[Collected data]
==========

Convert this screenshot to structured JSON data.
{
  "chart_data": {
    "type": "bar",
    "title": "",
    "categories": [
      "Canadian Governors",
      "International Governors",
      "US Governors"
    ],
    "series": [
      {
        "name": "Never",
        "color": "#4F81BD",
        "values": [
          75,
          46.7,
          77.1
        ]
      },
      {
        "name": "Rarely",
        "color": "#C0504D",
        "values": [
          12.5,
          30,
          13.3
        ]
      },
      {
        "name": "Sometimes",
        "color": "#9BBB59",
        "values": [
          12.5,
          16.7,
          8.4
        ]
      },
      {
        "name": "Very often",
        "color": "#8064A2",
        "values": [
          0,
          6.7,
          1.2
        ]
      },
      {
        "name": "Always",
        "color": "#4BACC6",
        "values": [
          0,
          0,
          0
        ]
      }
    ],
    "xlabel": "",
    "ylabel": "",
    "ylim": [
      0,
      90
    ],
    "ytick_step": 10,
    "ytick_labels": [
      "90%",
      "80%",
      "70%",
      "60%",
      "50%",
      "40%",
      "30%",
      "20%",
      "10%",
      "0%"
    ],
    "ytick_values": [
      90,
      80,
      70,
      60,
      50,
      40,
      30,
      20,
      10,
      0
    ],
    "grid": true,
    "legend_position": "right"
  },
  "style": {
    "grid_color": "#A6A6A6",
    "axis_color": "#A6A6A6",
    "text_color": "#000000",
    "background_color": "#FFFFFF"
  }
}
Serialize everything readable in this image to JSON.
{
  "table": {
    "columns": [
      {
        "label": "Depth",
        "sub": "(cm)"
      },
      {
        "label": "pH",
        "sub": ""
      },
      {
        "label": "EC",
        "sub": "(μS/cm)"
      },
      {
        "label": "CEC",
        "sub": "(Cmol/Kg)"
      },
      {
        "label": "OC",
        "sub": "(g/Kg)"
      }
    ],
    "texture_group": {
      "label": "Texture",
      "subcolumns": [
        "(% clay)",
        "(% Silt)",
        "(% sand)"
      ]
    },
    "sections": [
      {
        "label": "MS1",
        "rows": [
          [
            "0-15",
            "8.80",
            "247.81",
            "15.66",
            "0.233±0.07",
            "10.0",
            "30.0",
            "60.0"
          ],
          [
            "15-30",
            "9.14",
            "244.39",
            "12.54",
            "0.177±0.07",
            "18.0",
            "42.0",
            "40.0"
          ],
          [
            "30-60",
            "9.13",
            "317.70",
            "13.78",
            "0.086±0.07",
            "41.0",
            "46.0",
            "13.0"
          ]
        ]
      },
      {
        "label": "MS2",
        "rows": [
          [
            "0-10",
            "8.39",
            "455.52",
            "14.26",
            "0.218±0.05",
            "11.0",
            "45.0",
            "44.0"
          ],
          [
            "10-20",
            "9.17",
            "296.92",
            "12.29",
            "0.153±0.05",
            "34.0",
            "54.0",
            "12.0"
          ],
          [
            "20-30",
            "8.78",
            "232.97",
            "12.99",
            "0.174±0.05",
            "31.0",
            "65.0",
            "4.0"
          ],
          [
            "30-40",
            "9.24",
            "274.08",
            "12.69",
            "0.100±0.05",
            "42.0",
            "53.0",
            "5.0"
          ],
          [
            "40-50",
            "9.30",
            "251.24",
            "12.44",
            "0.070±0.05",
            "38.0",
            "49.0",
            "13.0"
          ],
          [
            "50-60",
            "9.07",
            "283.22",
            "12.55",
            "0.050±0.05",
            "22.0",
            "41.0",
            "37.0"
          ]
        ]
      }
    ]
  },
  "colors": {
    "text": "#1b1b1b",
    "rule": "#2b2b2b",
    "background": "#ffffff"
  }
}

==========

Your goal: Where does the word "JSON" appear? Return each line that holds it.

Answer to this task:
Convert this screenshot to structured JSON data.
Serialize everything readable in this image to JSON.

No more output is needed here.